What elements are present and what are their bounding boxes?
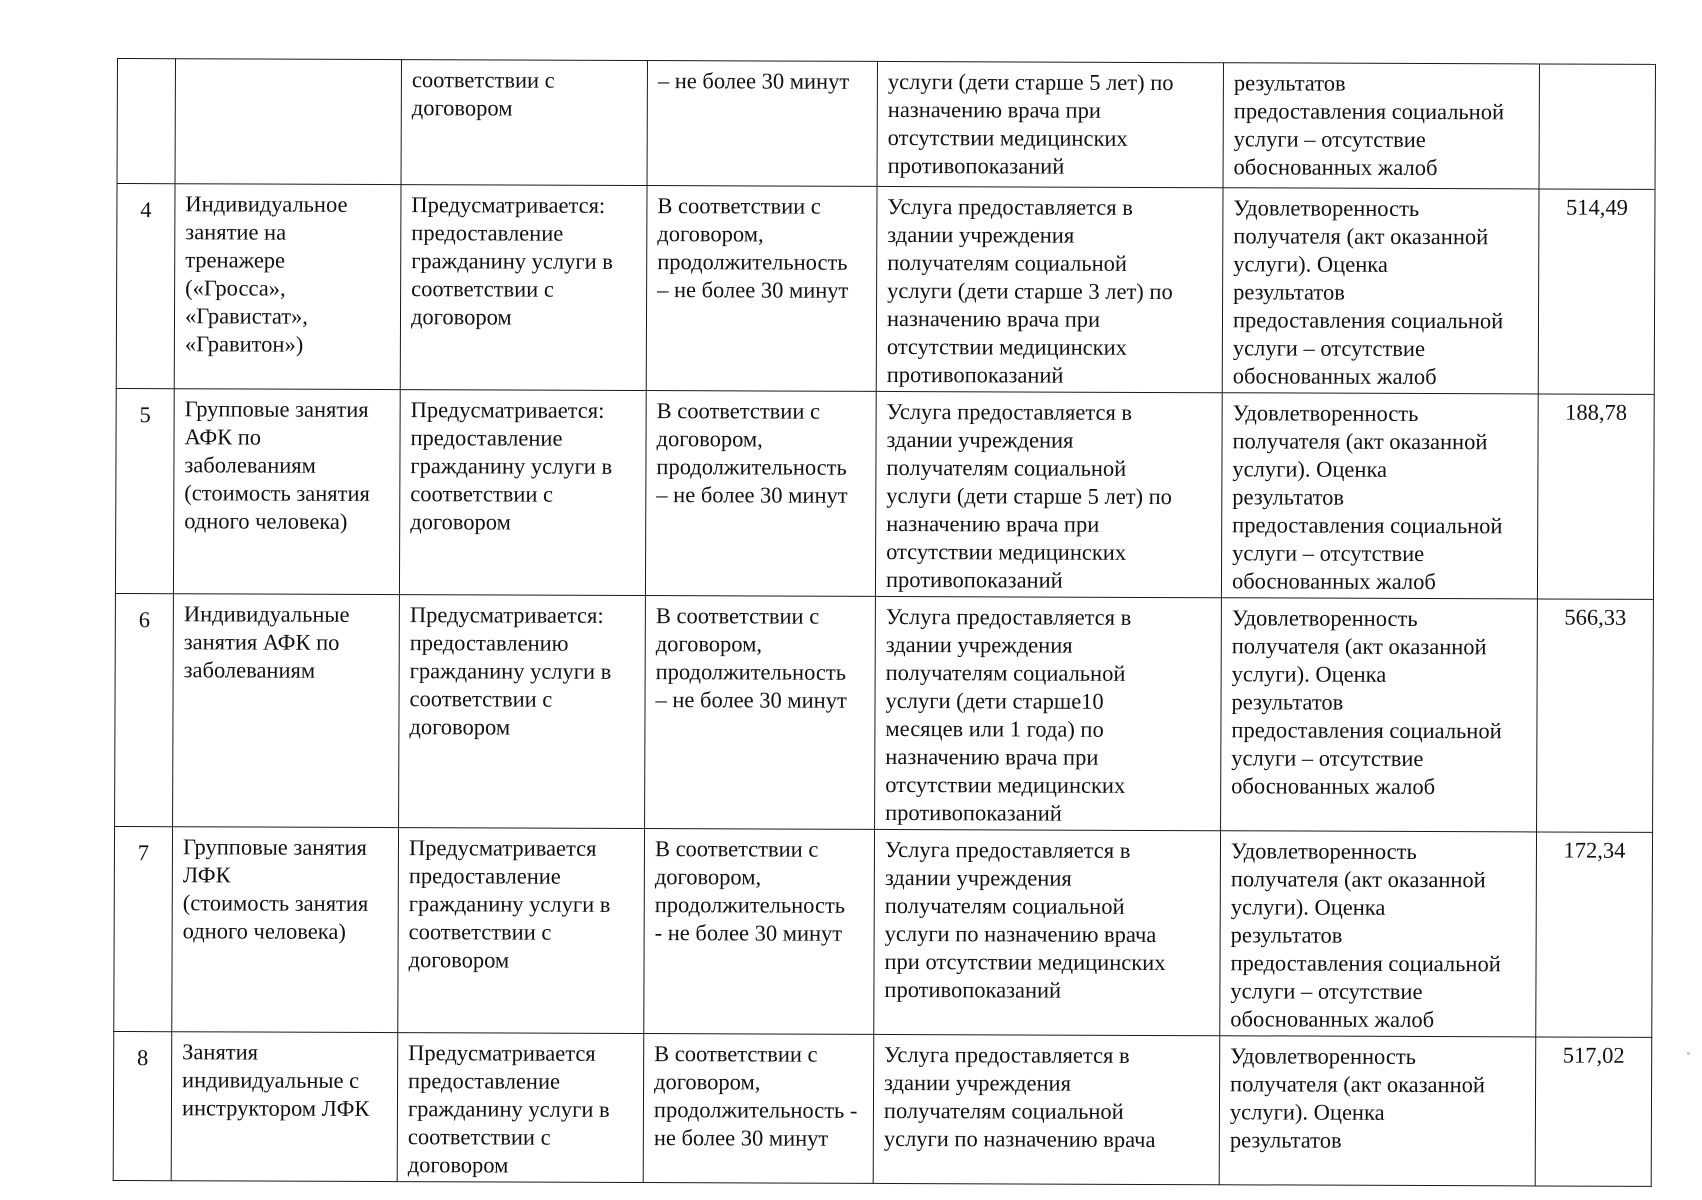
cell-conditions: Услуга предоставляется в здании учреждения получателям социальной услуги (дети старше10 месяцев или 1 года) по назначению врача при отсутствии медицинских противопоказаний xyxy=(875,596,1222,830)
cell-terms: В соответствии с договором, продолжительность - не более 30 минут xyxy=(643,1034,874,1184)
cell-num: 8 xyxy=(113,1031,172,1180)
cell-provision: Предусматривается: предоставление гражданину услуги в соответствии с договором xyxy=(400,185,647,391)
table-row xyxy=(115,593,1654,832)
cell-num: 7 xyxy=(114,826,173,1031)
cell-evaluation: результатов предоставления социальной услуги – отсутствие обоснованных жалоб xyxy=(1223,63,1539,189)
cell-name: Групповые занятия ЛФК (стоимость занятия одного человека) xyxy=(172,827,399,1033)
cell-evaluation: Удовлетворенность получателя (акт оказанной услуги). Оценка результатов предоставления социальной услуги – отсутствие обоснованных жалоб xyxy=(1222,188,1539,394)
cell-name: Занятия индивидуальные с инструктором ЛФК xyxy=(171,1032,398,1182)
cell-price: 517,02 xyxy=(1535,1037,1652,1186)
table-row xyxy=(113,1031,1652,1186)
cell-evaluation: Удовлетворенность получателя (акт оказанной услуги). Оценка результатов предоставления социальной услуги – отсутствие обоснованных жалоб xyxy=(1221,393,1538,599)
cell-name: Групповые занятия АФК по заболеваниям (стоимость занятия одного человека) xyxy=(173,389,400,595)
cell-conditions: Услуга предоставляется в здании учреждения получателям социальной услуги (дети старше 5 лет) по назначению врача при отсутствии медицинских противопоказаний xyxy=(875,391,1222,597)
cell-provision: Предусматривается предоставление гражданину услуги в соответствии с договором xyxy=(398,828,645,1034)
cell-evaluation: Удовлетворенность получателя (акт оказанной услуги). Оценка результатов предоставления социальной услуги – отсутствие обоснованных жалоб xyxy=(1221,598,1538,832)
cell-num: 4 xyxy=(116,184,175,389)
cell-name: Индивидуальное занятие на тренажере («Гросса», «Гравистат», «Гравитон») xyxy=(174,184,401,390)
cell-terms: В соответствии с договором, продолжительность - не более 30 минут xyxy=(644,829,875,1035)
cell-price: 566,33 xyxy=(1537,599,1654,832)
cell-num: 5 xyxy=(115,388,174,593)
table-row xyxy=(115,388,1654,599)
cell-num xyxy=(117,59,175,184)
cell-terms: – не более 30 минут xyxy=(647,61,877,187)
cell-name: Индивидуальные занятия АФК по заболеваниям xyxy=(173,594,400,828)
cell-price: 172,34 xyxy=(1536,832,1653,1037)
cell-evaluation: Удовлетворенность получателя (акт оказанной услуги). Оценка результатов предоставления социальной услуги – отсутствие обоснованных жалоб xyxy=(1220,831,1537,1037)
cell-conditions: услуги (дети старше 5 лет) по назначению врача при отсутствии медицинских противопоказаний xyxy=(877,61,1223,187)
cell-name xyxy=(175,59,401,185)
cell-price xyxy=(1539,64,1655,189)
table-row xyxy=(116,184,1655,395)
scan-speck xyxy=(1687,1052,1690,1055)
cell-evaluation: Удовлетворенность получателя (акт оказанной услуги). Оценка результатов xyxy=(1219,1036,1536,1186)
services-table xyxy=(113,58,1656,1187)
cell-num: 6 xyxy=(115,593,174,826)
cell-price: 188,78 xyxy=(1537,394,1654,599)
cell-provision: Предусматривается: предоставление гражданину услуги в соответствии с договором xyxy=(399,390,646,596)
cell-terms: В соответствии с договором, продолжительность – не более 30 минут xyxy=(645,391,876,597)
cell-conditions: Услуга предоставляется в здании учреждения получателям социальной услуги по назначению врача xyxy=(873,1034,1220,1184)
cell-price: 514,49 xyxy=(1538,189,1655,394)
cell-conditions: Услуга предоставляется в здании учреждения получателям социальной услуги по назначению врача при отсутствии медицинских противопоказаний xyxy=(874,829,1221,1035)
table-row-continuation xyxy=(117,59,1655,190)
cell-provision: соответствии с договором xyxy=(401,60,647,186)
cell-provision: Предусматривается: предоставлению гражданину услуги в соответствии с договором xyxy=(399,595,646,829)
table-row xyxy=(114,826,1653,1037)
cell-terms: В соответствии с договором, продолжительность – не более 30 минут xyxy=(646,186,877,392)
cell-conditions: Услуга предоставляется в здании учреждения получателям социальной услуги (дети старше 3 лет) по назначению врача при отсутствии медицинских противопоказаний xyxy=(876,186,1223,392)
cell-provision: Предусматривается предоставление гражданину услуги в соответствии с договором xyxy=(397,1033,644,1183)
cell-terms: В соответствии с договором, продолжительность – не более 30 минут xyxy=(645,596,876,830)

****

* _What is being asked_
Give the lines of the listing as a numbered list, beginning at the line that contains "медицинских противопоказаний xyxy=(875,596,1222,830)" and stopping after the line that contains "cell-name: Групповые занятия АФК". Leave out any blank lines.

* _Final result_
1. cell-conditions: Услуга предоставляется в здании учреждения получателям социальной услуги (дети старше10 месяцев или 1 года) по назначению врача при отсутствии медицинских противопоказаний xyxy=(875,596,1222,830)
2. cell-terms: В соответствии с договором, продолжительность - не более 30 минут xyxy=(643,1034,874,1184)
3. cell-num: 8 xyxy=(113,1031,172,1180)
4. cell-provision: Предусматривается: предоставление гражданину услуги в соответствии с договором xyxy=(400,185,647,391)
5. table-row xyxy=(115,593,1654,832)
6. cell-num: 7 xyxy=(114,826,173,1031)
7. cell-evaluation: результатов предоставления социальной услуги – отсутствие обоснованных жалоб xyxy=(1223,63,1539,189)
8. cell-name: Групповые занятия ЛФК (стоимость занятия одного человека) xyxy=(172,827,399,1033)
9. cell-evaluation: Удовлетворенность получателя (акт оказанной услуги). Оценка результатов предоставления социальной услуги – отсутствие обоснованных жалоб xyxy=(1222,188,1539,394)
10. cell-name: Занятия индивидуальные с инструктором ЛФК xyxy=(171,1032,398,1182)
11. cell-price: 517,02 xyxy=(1535,1037,1652,1186)
12. table-row xyxy=(113,1031,1652,1186)
13. cell-evaluation: Удовлетворенность получателя (акт оказанной услуги). Оценка результатов предоставления социальной услуги – отсутствие обоснованных жалоб xyxy=(1221,393,1538,599)
14. cell-name: Групповые занятия АФК по заболеваниям (стоимость занятия одного человека) xyxy=(173,389,400,595)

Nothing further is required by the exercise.